INPUT MATERIAL start

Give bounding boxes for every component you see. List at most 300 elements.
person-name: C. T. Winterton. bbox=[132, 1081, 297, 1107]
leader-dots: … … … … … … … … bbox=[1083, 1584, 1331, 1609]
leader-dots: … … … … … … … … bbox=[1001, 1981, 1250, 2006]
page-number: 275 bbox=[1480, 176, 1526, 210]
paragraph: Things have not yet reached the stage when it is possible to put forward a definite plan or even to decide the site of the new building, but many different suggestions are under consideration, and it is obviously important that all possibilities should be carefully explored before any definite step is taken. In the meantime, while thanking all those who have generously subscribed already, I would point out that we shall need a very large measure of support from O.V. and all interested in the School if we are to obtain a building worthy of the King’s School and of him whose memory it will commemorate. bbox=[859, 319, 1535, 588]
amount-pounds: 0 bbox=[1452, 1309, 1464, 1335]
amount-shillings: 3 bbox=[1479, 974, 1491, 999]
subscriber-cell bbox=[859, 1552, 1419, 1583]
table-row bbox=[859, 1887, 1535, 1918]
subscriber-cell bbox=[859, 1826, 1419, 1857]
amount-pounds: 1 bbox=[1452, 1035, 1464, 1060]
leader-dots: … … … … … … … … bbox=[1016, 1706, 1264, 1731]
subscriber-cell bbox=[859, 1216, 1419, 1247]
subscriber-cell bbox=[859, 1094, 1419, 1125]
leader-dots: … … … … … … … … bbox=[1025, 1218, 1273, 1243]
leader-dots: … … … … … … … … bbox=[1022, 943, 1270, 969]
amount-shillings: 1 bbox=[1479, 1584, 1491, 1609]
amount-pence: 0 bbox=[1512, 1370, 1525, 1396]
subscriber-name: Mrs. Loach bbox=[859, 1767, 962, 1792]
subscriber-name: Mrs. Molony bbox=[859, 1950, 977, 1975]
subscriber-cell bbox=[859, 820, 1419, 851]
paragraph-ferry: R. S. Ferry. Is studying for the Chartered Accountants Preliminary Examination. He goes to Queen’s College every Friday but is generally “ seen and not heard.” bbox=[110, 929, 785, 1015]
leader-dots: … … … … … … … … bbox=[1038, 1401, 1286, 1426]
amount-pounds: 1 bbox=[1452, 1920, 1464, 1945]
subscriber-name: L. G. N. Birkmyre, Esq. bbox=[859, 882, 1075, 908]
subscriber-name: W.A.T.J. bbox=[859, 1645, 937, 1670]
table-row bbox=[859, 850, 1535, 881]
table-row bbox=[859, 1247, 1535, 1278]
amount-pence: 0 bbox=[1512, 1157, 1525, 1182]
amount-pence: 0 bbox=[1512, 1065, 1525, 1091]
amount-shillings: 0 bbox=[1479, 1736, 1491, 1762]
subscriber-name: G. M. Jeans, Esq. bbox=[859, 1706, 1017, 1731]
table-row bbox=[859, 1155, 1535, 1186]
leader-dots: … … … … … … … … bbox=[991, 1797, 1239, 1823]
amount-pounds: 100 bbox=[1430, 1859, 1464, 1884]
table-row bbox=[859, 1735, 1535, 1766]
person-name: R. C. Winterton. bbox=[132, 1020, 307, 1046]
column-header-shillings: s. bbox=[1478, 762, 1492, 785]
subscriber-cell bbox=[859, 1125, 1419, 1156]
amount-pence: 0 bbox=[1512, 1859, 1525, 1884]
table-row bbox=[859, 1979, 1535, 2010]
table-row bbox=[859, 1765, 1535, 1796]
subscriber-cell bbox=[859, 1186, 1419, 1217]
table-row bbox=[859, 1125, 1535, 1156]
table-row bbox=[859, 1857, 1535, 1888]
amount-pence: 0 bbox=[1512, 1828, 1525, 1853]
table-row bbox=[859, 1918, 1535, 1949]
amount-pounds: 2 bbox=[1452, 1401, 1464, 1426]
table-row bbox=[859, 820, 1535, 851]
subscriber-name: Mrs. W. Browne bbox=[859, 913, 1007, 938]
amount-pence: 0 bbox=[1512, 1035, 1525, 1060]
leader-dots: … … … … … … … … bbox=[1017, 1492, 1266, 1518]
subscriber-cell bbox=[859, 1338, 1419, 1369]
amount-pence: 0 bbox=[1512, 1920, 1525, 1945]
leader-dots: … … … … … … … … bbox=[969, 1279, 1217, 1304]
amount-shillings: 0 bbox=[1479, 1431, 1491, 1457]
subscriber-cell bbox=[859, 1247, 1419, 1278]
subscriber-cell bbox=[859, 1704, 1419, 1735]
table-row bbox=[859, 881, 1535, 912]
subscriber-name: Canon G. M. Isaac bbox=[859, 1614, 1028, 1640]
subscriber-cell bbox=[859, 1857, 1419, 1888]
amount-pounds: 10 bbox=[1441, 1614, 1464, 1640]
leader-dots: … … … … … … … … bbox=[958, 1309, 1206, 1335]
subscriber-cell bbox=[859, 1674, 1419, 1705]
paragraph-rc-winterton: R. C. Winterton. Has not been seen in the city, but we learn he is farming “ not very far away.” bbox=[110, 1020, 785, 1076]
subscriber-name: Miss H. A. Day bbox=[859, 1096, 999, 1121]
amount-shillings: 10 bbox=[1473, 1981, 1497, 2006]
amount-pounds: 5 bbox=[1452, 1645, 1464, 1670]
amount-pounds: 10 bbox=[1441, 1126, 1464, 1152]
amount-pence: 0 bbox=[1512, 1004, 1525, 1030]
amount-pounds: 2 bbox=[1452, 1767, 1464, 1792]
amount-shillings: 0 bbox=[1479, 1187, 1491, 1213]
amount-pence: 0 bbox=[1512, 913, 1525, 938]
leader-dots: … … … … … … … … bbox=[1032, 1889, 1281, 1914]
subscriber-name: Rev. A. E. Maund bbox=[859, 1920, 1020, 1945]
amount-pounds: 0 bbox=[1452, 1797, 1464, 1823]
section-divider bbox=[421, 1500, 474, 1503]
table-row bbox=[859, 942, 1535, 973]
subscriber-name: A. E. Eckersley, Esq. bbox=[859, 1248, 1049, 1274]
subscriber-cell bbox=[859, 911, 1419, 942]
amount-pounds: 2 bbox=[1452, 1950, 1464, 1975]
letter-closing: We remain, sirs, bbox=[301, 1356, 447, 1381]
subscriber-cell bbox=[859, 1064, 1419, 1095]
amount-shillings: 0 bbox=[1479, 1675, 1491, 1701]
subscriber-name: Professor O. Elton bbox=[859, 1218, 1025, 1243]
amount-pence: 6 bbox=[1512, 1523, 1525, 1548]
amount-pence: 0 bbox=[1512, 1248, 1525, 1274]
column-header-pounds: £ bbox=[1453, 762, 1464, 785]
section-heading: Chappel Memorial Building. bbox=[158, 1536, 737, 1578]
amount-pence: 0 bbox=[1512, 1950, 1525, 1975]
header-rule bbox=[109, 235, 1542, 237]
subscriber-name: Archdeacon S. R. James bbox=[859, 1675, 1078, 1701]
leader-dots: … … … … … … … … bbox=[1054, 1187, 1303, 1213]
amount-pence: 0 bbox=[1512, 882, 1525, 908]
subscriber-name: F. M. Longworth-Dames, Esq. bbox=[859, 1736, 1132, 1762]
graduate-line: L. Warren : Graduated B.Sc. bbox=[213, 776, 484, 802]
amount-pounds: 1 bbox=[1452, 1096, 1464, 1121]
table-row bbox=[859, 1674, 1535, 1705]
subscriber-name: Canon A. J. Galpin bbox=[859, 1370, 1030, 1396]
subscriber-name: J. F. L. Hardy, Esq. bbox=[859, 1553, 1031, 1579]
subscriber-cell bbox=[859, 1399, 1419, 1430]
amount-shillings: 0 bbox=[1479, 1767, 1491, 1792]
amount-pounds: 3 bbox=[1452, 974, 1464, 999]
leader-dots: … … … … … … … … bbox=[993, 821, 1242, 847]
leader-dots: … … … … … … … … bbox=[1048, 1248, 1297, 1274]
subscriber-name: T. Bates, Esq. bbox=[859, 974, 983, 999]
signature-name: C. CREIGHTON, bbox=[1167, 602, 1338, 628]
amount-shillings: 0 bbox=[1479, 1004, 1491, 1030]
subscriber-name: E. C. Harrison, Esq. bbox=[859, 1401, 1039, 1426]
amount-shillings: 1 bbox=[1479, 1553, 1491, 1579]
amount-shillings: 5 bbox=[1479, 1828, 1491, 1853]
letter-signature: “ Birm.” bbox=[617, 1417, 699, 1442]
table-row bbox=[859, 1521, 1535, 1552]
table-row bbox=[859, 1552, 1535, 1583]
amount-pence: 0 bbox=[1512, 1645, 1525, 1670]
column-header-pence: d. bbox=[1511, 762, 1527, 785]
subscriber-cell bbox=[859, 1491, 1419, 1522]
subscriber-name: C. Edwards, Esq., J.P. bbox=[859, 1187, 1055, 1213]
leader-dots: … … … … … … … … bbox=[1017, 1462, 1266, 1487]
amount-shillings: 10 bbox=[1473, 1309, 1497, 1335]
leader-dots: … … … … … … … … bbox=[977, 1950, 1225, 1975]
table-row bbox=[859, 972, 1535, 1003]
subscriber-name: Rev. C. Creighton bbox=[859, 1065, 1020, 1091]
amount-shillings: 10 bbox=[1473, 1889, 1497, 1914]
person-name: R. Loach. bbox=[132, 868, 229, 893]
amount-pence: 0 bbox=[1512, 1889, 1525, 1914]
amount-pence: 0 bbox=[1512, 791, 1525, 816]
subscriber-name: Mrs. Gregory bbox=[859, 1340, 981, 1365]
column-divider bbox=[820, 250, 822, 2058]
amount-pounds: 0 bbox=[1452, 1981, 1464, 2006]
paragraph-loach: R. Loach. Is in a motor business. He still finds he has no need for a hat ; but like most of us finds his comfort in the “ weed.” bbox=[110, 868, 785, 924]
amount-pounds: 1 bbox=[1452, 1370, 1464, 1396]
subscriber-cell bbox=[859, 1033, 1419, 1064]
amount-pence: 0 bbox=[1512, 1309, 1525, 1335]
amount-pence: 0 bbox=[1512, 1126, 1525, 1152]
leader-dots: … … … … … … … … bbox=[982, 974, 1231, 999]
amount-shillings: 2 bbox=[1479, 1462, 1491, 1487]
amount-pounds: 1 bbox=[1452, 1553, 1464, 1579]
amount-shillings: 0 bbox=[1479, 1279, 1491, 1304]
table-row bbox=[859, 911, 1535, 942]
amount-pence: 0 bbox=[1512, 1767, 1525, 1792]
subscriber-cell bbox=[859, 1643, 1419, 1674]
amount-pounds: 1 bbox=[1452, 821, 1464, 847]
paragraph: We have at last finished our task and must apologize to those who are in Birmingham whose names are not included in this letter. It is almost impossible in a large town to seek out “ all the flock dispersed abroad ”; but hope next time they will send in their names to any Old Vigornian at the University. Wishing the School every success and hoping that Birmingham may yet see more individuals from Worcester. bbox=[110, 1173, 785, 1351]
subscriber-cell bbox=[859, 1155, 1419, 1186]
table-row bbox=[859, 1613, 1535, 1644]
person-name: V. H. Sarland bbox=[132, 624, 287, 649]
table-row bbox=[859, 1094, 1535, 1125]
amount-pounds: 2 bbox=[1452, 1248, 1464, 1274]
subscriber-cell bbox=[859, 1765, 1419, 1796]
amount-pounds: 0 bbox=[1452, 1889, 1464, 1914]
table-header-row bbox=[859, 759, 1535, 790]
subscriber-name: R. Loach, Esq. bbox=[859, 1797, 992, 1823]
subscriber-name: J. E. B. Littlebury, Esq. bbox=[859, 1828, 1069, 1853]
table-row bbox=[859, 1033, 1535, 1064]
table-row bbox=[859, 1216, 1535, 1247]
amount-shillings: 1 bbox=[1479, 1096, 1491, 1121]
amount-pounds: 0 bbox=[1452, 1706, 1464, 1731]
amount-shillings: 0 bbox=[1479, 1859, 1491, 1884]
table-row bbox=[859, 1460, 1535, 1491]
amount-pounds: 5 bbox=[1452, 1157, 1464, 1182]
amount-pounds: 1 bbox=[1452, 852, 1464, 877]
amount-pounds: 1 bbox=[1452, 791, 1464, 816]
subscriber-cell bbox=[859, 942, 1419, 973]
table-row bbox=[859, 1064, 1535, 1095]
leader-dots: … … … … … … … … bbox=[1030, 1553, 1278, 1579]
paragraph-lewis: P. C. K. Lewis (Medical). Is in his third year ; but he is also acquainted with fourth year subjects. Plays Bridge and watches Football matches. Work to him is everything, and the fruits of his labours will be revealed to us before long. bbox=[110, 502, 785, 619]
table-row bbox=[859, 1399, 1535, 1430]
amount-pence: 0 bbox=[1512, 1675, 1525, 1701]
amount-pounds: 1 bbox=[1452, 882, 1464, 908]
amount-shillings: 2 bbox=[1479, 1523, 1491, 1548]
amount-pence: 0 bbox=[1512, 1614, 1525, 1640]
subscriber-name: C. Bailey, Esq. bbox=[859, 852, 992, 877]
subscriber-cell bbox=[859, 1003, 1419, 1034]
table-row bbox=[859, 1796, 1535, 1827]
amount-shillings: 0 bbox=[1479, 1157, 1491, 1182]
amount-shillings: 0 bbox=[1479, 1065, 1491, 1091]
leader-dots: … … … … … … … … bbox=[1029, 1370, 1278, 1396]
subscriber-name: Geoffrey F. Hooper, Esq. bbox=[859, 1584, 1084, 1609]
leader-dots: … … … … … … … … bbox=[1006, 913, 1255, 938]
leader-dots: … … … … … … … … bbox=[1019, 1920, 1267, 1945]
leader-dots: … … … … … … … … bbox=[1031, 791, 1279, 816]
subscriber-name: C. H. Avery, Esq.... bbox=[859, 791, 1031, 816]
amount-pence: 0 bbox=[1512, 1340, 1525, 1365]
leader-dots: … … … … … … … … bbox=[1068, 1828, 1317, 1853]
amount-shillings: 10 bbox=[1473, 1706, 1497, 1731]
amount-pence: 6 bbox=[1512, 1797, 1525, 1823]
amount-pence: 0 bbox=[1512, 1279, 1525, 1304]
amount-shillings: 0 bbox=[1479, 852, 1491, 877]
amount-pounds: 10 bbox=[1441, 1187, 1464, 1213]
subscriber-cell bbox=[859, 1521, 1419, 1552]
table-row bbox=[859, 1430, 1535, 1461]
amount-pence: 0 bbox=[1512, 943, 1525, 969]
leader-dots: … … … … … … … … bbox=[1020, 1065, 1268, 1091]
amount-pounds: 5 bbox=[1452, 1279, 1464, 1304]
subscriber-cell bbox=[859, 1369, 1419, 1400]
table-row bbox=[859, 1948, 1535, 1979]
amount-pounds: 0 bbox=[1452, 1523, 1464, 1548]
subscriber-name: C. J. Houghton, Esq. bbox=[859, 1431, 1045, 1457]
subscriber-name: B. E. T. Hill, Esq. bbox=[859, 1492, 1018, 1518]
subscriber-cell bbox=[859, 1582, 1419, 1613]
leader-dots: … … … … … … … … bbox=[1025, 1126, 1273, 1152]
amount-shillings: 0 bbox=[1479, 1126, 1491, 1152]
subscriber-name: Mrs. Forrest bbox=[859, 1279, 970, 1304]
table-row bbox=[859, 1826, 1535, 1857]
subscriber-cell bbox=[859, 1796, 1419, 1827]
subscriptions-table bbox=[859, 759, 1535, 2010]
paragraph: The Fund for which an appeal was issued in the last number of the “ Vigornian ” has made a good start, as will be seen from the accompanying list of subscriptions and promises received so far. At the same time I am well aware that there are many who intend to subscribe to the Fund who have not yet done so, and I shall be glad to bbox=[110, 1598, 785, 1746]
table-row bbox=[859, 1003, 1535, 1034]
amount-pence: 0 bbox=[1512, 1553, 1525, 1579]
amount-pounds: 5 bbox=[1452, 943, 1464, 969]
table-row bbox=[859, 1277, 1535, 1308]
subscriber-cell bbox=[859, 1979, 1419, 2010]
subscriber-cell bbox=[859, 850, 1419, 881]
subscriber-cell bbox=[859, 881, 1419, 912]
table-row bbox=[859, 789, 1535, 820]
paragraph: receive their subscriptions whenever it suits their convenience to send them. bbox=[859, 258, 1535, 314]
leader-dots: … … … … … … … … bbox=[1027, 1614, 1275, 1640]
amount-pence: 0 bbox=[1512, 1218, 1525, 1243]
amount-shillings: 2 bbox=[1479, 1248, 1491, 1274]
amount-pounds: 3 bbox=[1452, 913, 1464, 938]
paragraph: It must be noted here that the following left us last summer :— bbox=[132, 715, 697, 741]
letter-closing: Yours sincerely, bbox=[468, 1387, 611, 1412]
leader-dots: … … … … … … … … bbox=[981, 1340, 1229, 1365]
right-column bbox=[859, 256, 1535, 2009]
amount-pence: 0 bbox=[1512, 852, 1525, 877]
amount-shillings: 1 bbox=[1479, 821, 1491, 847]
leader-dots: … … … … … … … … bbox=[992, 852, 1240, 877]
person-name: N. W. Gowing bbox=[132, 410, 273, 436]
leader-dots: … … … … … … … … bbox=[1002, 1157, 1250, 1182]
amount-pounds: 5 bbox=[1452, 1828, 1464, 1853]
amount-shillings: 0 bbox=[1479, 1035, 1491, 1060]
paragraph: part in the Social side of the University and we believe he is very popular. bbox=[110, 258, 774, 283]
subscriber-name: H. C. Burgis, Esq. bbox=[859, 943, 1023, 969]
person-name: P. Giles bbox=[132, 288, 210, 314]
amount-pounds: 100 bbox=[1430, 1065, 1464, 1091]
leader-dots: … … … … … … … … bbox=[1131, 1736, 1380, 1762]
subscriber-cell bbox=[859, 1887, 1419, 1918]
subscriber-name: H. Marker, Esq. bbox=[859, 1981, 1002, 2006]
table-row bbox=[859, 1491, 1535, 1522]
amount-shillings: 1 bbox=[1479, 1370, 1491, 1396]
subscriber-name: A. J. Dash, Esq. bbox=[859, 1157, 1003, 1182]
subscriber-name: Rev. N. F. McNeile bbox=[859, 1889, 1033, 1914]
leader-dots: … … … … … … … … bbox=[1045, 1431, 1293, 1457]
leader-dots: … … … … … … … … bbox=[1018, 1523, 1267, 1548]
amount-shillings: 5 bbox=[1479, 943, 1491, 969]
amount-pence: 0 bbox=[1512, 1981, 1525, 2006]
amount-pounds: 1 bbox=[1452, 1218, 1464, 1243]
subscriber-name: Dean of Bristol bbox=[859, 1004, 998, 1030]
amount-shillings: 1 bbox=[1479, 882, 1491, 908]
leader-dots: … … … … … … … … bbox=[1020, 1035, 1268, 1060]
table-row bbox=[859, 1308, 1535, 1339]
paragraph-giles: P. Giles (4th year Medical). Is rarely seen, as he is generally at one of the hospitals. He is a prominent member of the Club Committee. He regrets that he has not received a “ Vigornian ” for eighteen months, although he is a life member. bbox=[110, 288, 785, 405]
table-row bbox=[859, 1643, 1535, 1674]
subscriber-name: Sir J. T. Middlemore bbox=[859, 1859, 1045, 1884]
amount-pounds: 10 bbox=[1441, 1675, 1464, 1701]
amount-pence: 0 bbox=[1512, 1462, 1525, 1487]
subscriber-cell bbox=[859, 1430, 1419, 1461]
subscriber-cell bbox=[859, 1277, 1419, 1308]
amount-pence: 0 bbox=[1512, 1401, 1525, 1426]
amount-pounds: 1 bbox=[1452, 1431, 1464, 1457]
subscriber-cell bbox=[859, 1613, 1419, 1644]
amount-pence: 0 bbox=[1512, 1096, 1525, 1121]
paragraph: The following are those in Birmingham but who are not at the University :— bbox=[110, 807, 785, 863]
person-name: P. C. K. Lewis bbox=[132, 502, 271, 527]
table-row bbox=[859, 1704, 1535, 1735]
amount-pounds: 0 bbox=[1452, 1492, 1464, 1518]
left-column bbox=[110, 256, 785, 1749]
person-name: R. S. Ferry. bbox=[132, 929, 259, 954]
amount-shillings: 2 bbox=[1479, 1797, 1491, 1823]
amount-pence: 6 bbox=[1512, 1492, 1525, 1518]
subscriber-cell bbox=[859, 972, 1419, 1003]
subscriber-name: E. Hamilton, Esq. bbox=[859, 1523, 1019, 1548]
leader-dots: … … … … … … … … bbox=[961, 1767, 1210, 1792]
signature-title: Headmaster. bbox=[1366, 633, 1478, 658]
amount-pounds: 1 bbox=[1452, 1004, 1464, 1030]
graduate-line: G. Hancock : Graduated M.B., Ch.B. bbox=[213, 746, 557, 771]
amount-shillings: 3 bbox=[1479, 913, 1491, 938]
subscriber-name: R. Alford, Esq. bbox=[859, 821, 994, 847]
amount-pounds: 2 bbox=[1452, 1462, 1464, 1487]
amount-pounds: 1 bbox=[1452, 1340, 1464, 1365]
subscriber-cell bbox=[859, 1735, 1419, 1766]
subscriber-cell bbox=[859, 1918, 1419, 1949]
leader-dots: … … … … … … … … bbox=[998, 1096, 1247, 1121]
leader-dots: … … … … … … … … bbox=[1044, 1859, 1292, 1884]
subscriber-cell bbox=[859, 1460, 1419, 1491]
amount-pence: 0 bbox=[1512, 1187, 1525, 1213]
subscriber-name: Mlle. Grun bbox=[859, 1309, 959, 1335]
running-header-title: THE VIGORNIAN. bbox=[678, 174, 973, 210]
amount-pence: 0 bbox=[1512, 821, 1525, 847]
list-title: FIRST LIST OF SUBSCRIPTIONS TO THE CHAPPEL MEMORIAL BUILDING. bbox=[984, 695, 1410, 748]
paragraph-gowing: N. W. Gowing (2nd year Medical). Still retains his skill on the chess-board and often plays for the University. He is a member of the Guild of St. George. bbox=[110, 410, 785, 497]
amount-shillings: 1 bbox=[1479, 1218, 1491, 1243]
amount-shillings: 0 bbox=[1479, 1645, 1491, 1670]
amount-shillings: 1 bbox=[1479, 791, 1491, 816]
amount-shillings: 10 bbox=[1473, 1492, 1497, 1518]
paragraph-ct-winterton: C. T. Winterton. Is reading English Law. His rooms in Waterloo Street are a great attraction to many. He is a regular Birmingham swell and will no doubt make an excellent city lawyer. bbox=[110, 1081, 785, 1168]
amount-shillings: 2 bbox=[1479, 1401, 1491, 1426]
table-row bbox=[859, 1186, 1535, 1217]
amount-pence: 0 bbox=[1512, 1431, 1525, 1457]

INPUT MATERIAL end

Copy out the entries from the very first line through the line containing "amount-pounds: 0 bbox=[1452, 1309, 1464, 1335]", including both of those lines.

→ **WRITTEN SOLUTION**
Give bounding boxes for every component you see. List at most 300 elements.
person-name: C. T. Winterton. bbox=[132, 1081, 297, 1107]
leader-dots: … … … … … … … … bbox=[1083, 1584, 1331, 1609]
leader-dots: … … … … … … … … bbox=[1001, 1981, 1250, 2006]
page-number: 275 bbox=[1480, 176, 1526, 210]
paragraph: Things have not yet reached the stage when it is possible to put forward a definite plan or even to decide the site of the new building, but many different suggestions are under consideration, and it is obviously important that all possibilities should be carefully explored before any definite step is taken. In the meantime, while thanking all those who have generously subscribed already, I would point out that we shall need a very large measure of support from O.V. and all interested in the School if we are to obtain a building worthy of the King’s School and of him whose memory it will commemorate. bbox=[859, 319, 1535, 588]
amount-pounds: 0 bbox=[1452, 1309, 1464, 1335]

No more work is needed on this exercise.